**Required action:** Update the portion of the temporal lobe epilepsy text from "A1, A2 and A3: groups" up to and including "patients and controls.", replacing "gold standard" with "reference".
** Opening Text block **
Classification and lateralization of temporal lobe epilepsies with and without hippocampal atrophy based on whole-brain automatic MRI segmentation

Abstract

Brain images contain information suitable for automatically sorting subjects into categories such as healthy controls and patients. We sought to identify morphometric criteria for distinguishing controls (n = 28) from patients with unilateral temporal lobe epilepsy (TLE), 60 with and 20 without hippocampal atrophy (TLE-HA and TLE-N, respectively), and for determining the presumed side of seizure onset. The framework employs multi-atlas segmentation to estimate the volumes of 83 brain structures. A kernel-based separability criterion was then used to identify structures whose volumes discriminate between the groups. Next, we applied support vector machines (SVM) to the selected set for classification on the basis of volumes. We also computed pairwise similarities between all subjects and used spectral analysis to convert these into per-subject features. SVM was again applied to these feature data. After training on a subgroup, all TLE-HA patients were correctly distinguished from controls, achieving an accuracy of 96 ± 2% in both classification schemes. For TLE-N patients, the accuracy was 86 ± 2% based on structural volumes and 91 ± 3% using spectral analysis. Structures discriminating between patients and controls were mainly localized ipsilaterally to the presumed seizure focus. For the TLE-HA group, they were mainly in the temporal lobe; for the TLE-N group they included orbitofrontal regions, as well as the ipsilateral substantia nigra. Correct lateralization of the presumed seizure onset zone was achieved using hippocampi and parahippocampal gyri in all TLE-HA patients using either classification scheme; in the TLE-N patients, lateralization was accurate based on structural volumes in 86 ± 4%, and in 94 ± 4% with the spectral analysis approach. Unilateral TLE has imaging features that can be identified automatically, even when they are invisible to human experts. Such morphometric image features may serve as classification and lateralization criteria. The technique also detects unsuspected distinguishing features like the substantia nigra, warranting further study.

Figure 1. The analysis pipeline of the proposed classification scheme.

MAPER: multi-atlas propagation with enhanced registration; RBF: radial basis function; SVM: support vector machine.

Figure 2. Example segmentation result using MAPER.

Coronal section through the T1-weighted 3D MR image of a subject with left hippocampal sclerosis. The left of the subject is shown on the right of the image. Note the clear difference between the atrophic left and normal sized right hippocampus. Other volumetric differences relevant for automatic classification are invisible on visual inspection.

Figure 3. The flowchart of the experiments on assessing the potential bias resulting from the difference in field strength between atlas images and segmentation targets.

A1, A2 and A3: groups of ten subjects from the 30 atlas datasets scanned at 1.5T. group C: ten randomly selected 3T images from the control set. Middle column top row: A1 datasets were used to anatomically segment A2 images with MAPER, resulting in automatically labeled images (A2_secondary). These secondary atlas datasets were then used to segment the A3 images with MAPER. Middle column bottom row: A1 datasets used to segment group C with MAPER. The resulting ten secondarily labeled group C datasets were then used to anatomically segment the A3 images with MAPER. Last column: three sets of anatomical segmentations for A3 images: two automatically generated either via 1.5T or 3T secondary atlases, and one manual gold standard segmentation.

Figure 4. Hippocampal volumes in patients and controls.

Horizontal lines show the medians, boxes indicate interquartile ranges, whiskers show the minimal and maximal values inside the main data, and lozenges show individual values. Blue, right hippocampi; red, left hippocampi. TLE-HA, TLE with hippocampal atrophy; TLE-N; TLE with normal MRI on visual inspection. Suffixes _L and _R denote left and right sided seizure focus, respectively.

Figure 5. Model response curves for Experiment 1 and 4 for two classification schemes.

The classifier accuracy was presented using 83 ranked structures, for each classification experiment (baseline case).
** Closing Text block **
** Opening Dataset extract block **
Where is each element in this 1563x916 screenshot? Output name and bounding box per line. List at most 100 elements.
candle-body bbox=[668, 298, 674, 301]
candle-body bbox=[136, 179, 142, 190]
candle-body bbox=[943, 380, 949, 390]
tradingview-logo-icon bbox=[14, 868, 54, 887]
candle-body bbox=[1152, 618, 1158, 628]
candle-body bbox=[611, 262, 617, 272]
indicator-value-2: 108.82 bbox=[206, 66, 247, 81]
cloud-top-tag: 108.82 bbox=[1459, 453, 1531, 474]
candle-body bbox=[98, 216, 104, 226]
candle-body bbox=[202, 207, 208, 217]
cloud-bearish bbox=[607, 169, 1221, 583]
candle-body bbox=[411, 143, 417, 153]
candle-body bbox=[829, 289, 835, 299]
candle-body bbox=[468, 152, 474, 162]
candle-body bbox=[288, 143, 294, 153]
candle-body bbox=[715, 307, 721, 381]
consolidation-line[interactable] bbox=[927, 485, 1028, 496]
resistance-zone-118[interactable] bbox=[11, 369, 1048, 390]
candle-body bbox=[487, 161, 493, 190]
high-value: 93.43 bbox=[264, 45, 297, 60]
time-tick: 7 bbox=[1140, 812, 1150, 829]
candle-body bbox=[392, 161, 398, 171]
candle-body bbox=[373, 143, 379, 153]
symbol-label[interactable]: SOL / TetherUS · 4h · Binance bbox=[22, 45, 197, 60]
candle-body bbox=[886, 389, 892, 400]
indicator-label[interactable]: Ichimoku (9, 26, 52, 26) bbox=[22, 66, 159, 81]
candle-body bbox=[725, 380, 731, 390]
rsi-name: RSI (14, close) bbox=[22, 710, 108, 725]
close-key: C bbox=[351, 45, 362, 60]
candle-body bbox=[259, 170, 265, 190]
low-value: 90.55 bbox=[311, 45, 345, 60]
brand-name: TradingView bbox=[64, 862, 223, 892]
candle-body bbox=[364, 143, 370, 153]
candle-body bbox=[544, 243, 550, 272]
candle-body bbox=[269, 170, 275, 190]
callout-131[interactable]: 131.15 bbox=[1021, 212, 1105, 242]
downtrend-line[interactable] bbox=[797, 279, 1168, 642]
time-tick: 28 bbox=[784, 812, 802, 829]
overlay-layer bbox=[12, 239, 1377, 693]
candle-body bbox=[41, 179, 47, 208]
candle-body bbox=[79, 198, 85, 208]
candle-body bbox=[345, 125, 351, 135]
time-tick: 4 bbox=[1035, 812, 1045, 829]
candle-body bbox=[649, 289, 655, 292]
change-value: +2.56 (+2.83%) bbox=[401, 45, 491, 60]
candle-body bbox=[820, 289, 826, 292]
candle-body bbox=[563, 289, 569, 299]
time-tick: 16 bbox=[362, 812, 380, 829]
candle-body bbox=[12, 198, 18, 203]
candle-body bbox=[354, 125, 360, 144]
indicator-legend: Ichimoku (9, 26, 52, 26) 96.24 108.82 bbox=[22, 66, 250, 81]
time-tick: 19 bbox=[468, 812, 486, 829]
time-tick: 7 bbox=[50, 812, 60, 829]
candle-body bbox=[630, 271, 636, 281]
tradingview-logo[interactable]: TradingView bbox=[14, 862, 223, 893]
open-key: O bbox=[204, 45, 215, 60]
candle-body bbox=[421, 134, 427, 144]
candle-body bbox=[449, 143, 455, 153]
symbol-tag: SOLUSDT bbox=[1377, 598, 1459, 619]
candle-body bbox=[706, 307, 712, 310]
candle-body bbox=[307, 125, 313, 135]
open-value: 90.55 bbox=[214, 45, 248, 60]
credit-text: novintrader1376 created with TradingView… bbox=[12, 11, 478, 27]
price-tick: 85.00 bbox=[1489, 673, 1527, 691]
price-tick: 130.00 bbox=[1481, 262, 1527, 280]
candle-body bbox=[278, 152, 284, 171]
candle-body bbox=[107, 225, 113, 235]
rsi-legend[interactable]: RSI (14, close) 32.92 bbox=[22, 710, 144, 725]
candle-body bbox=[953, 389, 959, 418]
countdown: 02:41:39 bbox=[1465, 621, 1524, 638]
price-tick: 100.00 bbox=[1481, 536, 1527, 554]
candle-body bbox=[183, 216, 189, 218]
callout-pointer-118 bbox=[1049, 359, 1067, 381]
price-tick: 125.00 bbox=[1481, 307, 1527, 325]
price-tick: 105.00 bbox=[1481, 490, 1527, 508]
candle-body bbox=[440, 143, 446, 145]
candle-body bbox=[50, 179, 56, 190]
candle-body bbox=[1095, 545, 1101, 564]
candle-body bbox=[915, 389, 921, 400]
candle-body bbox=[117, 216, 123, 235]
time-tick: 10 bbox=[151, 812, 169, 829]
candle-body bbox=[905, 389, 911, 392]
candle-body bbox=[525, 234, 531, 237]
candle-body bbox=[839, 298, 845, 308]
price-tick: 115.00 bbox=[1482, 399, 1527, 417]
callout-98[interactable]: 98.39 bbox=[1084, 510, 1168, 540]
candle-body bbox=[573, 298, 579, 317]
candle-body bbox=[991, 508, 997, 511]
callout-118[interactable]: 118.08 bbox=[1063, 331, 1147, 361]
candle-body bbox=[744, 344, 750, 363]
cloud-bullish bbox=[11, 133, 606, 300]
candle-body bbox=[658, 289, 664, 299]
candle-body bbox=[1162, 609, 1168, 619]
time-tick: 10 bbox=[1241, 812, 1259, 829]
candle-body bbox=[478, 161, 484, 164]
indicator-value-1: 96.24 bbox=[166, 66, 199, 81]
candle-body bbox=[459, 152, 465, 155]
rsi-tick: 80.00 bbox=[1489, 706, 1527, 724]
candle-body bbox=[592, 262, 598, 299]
** Closing Dataset extract block **
**Exercise response:**
A1, A2 and A3: groups of ten subjects from the 30 atlas datasets scanned at 1.5T. group C: ten randomly selected 3T images from the control set. Middle column top row: A1 datasets were used to anatomically segment A2 images with MAPER, resulting in automatically labeled images (A2_secondary). These secondary atlas datasets were then used to segment the A3 images with MAPER. Middle column bottom row: A1 datasets used to segment group C with MAPER. The resulting ten secondarily labeled group C datasets were then used to anatomically segment the A3 images with MAPER. Last column: three sets of anatomical segmentations for A3 images: two automatically generated either via 1.5T or 3T secondary atlases, and one manual reference segmentation.

Figure 4. Hippocampal volumes in patients and controls.